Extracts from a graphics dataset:
— begin —
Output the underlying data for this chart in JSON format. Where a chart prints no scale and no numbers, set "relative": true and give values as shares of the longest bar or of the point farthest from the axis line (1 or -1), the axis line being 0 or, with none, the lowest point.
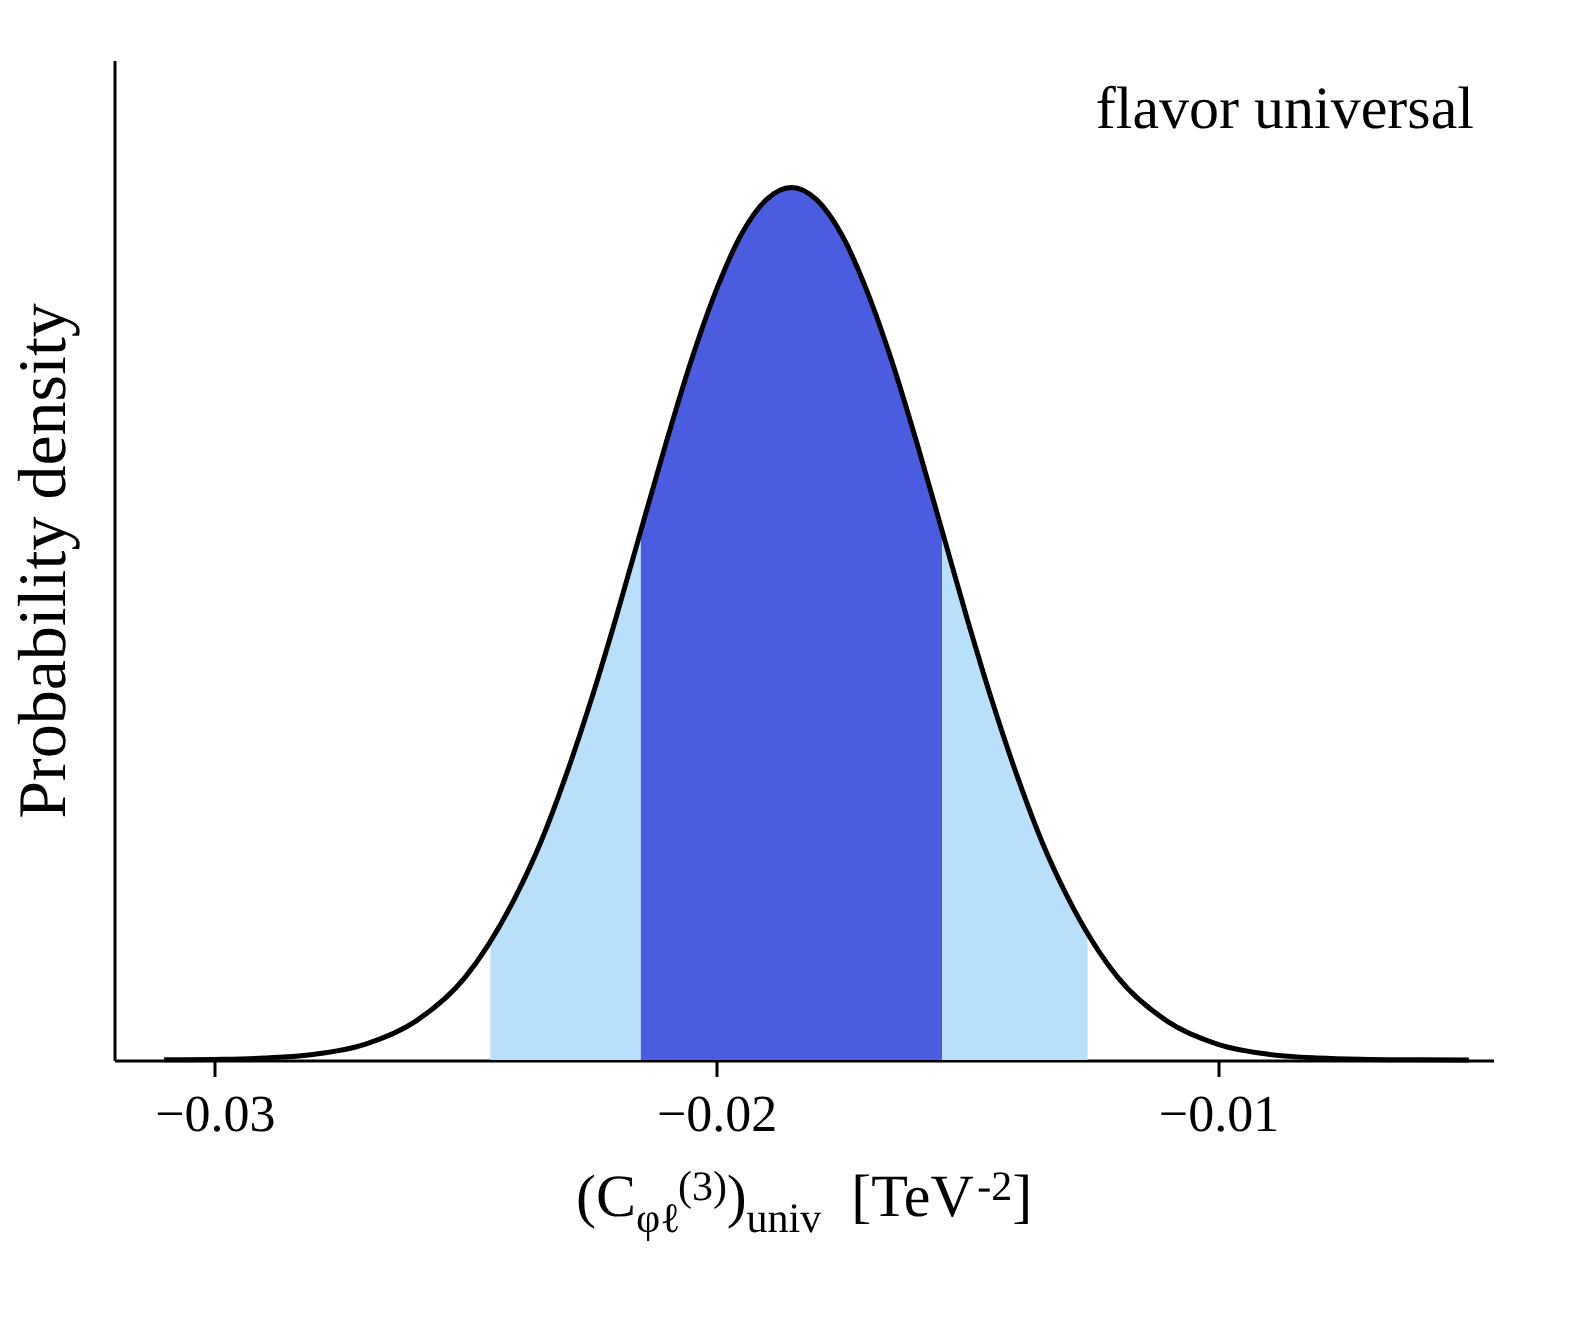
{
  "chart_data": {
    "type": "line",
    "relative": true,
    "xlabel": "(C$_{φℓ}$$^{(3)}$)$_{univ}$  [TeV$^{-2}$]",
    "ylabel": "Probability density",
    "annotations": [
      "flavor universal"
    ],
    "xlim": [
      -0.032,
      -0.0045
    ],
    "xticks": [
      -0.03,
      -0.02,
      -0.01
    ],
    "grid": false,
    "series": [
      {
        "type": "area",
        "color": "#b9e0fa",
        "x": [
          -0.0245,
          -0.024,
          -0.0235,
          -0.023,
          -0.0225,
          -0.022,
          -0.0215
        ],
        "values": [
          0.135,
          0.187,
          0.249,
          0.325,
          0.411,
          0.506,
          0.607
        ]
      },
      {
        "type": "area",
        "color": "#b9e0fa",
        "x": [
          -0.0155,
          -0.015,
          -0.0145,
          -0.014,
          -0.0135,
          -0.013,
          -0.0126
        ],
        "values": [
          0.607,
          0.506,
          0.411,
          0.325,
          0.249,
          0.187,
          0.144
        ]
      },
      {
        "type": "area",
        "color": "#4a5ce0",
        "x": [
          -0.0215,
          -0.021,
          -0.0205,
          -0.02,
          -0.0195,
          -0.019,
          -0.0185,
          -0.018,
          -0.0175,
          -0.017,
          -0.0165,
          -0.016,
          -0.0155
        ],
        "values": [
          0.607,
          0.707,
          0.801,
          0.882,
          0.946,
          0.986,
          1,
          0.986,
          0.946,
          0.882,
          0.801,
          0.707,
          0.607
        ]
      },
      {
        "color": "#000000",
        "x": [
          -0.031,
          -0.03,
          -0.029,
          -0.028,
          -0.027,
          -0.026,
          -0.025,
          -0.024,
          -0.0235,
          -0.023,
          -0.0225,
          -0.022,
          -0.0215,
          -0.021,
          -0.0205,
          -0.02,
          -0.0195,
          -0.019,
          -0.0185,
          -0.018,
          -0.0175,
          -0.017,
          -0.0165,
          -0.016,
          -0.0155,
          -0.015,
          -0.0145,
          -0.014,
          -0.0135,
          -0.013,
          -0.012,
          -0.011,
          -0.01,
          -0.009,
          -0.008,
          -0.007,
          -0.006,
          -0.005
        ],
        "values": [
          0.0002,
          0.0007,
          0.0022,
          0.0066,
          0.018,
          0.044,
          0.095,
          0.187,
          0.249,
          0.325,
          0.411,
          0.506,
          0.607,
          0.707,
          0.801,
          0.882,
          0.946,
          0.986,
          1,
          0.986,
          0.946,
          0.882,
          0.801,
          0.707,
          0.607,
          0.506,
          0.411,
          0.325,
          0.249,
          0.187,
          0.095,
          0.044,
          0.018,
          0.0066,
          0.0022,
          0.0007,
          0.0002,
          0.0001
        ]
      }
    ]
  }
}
— end —
§ **Requirement**
From the entries above, return each line with the word "relative" in it.

§ **Result of this exercise**
Output the underlying data for this chart in JSON format. Where a chart prints no scale and no numbers, set "relative": true and give values as shares of the longest bar or of the point farthest from the axis line (1 or -1), the axis line being 0 or, with none, the lowest point.
    "relative": true,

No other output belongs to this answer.